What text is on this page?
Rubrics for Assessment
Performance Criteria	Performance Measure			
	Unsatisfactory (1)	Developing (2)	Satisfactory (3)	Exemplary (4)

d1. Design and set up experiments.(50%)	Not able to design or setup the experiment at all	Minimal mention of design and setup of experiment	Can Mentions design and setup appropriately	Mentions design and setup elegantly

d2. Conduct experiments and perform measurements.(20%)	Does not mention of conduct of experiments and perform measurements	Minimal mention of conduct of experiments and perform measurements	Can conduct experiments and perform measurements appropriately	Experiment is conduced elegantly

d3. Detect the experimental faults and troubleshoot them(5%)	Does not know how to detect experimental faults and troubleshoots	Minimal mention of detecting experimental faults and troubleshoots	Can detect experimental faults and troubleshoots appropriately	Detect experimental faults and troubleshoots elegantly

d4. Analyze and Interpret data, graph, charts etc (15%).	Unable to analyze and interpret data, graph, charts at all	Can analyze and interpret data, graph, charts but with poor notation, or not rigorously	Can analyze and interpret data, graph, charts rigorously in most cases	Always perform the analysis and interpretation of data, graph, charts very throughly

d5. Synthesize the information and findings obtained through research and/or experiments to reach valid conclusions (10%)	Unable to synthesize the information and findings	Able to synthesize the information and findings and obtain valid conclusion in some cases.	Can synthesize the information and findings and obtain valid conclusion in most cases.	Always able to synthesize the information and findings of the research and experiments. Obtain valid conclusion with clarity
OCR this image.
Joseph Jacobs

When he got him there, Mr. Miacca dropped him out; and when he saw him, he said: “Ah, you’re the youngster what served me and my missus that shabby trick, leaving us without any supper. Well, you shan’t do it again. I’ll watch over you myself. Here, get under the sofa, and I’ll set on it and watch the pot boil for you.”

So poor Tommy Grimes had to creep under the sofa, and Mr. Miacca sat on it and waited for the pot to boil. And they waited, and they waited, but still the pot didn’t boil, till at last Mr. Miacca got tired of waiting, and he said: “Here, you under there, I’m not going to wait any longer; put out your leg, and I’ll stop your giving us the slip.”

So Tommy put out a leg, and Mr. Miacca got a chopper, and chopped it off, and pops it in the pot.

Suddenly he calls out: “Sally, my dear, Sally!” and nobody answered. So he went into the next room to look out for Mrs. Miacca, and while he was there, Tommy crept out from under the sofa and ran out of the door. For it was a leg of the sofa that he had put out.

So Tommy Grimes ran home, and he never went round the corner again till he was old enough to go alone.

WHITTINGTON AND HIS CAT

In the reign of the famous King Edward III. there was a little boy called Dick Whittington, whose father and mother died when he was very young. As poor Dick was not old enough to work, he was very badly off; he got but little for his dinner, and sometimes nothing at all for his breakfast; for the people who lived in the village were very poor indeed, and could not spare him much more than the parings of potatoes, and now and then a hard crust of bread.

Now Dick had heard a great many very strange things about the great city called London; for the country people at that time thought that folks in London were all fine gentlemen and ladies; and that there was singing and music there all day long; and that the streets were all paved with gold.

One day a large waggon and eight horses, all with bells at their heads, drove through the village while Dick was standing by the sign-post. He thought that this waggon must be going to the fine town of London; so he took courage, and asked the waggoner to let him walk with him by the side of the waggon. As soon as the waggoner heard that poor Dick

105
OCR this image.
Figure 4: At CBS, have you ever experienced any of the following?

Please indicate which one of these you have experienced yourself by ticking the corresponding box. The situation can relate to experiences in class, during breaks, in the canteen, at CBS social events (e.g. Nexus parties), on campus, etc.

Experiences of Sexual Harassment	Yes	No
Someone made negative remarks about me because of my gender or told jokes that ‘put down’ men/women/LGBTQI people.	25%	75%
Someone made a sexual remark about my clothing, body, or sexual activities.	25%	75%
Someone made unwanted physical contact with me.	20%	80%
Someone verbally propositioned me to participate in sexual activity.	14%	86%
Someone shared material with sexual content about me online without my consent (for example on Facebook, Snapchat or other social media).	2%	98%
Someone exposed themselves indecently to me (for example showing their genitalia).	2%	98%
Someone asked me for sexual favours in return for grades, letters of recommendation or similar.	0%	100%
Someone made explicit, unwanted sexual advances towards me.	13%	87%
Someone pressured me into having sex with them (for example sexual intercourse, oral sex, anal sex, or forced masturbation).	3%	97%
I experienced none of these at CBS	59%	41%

++++++

» **CHALLENGE**:
All of the records must be retyped exactly as they are.

» **THE RESPONSE**:
What text is on this page?
Rubrics for Assessment
Performance Criteria	Performance Measure			
	Unsatisfactory (1)	Developing (2)	Satisfactory (3)	Exemplary (4)

d1. Design and set up experiments.(50%)	Not able to design or setup the experiment at all	Minimal mention of design and setup of experiment	Can Mentions design and setup appropriately	Mentions design and setup elegantly

d2. Conduct experiments and perform measurements.(20%)	Does not mention of conduct of experiments and perform measurements	Minimal mention of conduct of experiments and perform measurements	Can conduct experiments and perform measurements appropriately	Experiment is conduced elegantly

d3. Detect the experimental faults and troubleshoot them(5%)	Does not know how to detect experimental faults and troubleshoots	Minimal mention of detecting experimental faults and troubleshoots	Can detect experimental faults and troubleshoots appropriately	Detect experimental faults and troubleshoots elegantly

d4. Analyze and Interpret data, graph, charts etc (15%).	Unable to analyze and interpret data, graph, charts at all	Can analyze and interpret data, graph, charts but with poor notation, or not rigorously	Can analyze and interpret data, graph, charts rigorously in most cases	Always perform the analysis and interpretation of data, graph, charts very throughly

d5. Synthesize the information and findings obtained through research and/or experiments to reach valid conclusions (10%)	Unable to synthesize the information and findings	Able to synthesize the information and findings and obtain valid conclusion in some cases.	Can synthesize the information and findings and obtain valid conclusion in most cases.	Always able to synthesize the information and findings of the research and experiments. Obtain valid conclusion with clarity
OCR this image.
Joseph Jacobs

When he got him there, Mr. Miacca dropped him out; and when he saw him, he said: “Ah, you’re the youngster what served me and my missus that shabby trick, leaving us without any supper. Well, you shan’t do it again. I’ll watch over you myself. Here, get under the sofa, and I’ll set on it and watch the pot boil for you.”

So poor Tommy Grimes had to creep under the sofa, and Mr. Miacca sat on it and waited for the pot to boil. And they waited, and they waited, but still the pot didn’t boil, till at last Mr. Miacca got tired of waiting, and he said: “Here, you under there, I’m not going to wait any longer; put out your leg, and I’ll stop your giving us the slip.”

So Tommy put out a leg, and Mr. Miacca got a chopper, and chopped it off, and pops it in the pot.

Suddenly he calls out: “Sally, my dear, Sally!” and nobody answered. So he went into the next room to look out for Mrs. Miacca, and while he was there, Tommy crept out from under the sofa and ran out of the door. For it was a leg of the sofa that he had put out.

So Tommy Grimes ran home, and he never went round the corner again till he was old enough to go alone.

WHITTINGTON AND HIS CAT

In the reign of the famous King Edward III. there was a little boy called Dick Whittington, whose father and mother died when he was very young. As poor Dick was not old enough to work, he was very badly off; he got but little for his dinner, and sometimes nothing at all for his breakfast; for the people who lived in the village were very poor indeed, and could not spare him much more than the parings of potatoes, and now and then a hard crust of bread.

Now Dick had heard a great many very strange things about the great city called London; for the country people at that time thought that folks in London were all fine gentlemen and ladies; and that there was singing and music there all day long; and that the streets were all paved with gold.

One day a large waggon and eight horses, all with bells at their heads, drove through the village while Dick was standing by the sign-post. He thought that this waggon must be going to the fine town of London; so he took courage, and asked the waggoner to let him walk with him by the side of the waggon. As soon as the waggoner heard that poor Dick

105
OCR this image.
Figure 4: At CBS, have you ever experienced any of the following?

Please indicate which one of these you have experienced yourself by ticking the corresponding box. The situation can relate to experiences in class, during breaks, in the canteen, at CBS social events (e.g. Nexus parties), on campus, etc.

Experiences of Sexual Harassment	Yes	No
Someone made negative remarks about me because of my gender or told jokes that ‘put down’ men/women/LGBTQI people.	25%	75%
Someone made a sexual remark about my clothing, body, or sexual activities.	25%	75%
Someone made unwanted physical contact with me.	20%	80%
Someone verbally propositioned me to participate in sexual activity.	14%	86%
Someone shared material with sexual content about me online without my consent (for example on Facebook, Snapchat or other social media).	2%	98%
Someone exposed themselves indecently to me (for example showing their genitalia).	2%	98%
Someone asked me for sexual favours in return for grades, letters of recommendation or similar.	0%	100%
Someone made explicit, unwanted sexual advances towards me.	13%	87%
Someone pressured me into having sex with them (for example sexual intercourse, oral sex, anal sex, or forced masturbation).	3%	97%
I experienced none of these at CBS	59%	41%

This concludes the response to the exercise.